Available records:
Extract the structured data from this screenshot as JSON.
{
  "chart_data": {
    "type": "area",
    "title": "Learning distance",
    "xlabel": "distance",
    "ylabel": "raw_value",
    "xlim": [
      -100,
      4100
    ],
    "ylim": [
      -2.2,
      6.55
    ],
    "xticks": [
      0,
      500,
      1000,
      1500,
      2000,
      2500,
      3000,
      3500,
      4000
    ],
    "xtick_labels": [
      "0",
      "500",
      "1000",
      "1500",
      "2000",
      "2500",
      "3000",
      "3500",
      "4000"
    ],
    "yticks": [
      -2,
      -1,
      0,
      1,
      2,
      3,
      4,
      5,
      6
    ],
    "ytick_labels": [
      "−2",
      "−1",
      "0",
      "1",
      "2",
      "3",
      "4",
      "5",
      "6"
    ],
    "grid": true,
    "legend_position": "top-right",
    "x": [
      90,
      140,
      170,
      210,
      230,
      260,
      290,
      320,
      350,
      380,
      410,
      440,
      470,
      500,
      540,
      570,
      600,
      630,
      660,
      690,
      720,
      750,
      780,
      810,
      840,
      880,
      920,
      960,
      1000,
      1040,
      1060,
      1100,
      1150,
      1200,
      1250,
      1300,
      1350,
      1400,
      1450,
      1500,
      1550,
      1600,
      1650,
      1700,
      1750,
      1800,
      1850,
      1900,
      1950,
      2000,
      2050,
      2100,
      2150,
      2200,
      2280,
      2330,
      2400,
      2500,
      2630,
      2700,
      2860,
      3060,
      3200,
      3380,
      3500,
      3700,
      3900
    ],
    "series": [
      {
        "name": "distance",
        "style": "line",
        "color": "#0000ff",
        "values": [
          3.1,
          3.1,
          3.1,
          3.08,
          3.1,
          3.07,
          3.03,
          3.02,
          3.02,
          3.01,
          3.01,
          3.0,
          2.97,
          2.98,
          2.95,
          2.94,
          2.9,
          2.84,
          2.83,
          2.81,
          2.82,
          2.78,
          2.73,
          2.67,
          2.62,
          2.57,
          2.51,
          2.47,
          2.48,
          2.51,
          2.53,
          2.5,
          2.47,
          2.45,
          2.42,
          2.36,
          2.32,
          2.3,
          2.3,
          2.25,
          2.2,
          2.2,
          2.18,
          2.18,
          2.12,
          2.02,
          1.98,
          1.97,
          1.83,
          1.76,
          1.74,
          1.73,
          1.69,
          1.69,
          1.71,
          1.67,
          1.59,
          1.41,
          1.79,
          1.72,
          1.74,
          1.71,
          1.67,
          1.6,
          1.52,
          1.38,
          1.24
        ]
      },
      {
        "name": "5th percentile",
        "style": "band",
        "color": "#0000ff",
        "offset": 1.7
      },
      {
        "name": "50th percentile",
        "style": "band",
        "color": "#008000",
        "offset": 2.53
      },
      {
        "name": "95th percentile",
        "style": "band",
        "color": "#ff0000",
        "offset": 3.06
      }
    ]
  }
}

Your goal: List the lines of the material in which the word "distance" occurs.

Exercise result:
    "title": "Learning distance",
    "xlabel": "distance",
        "name": "distance",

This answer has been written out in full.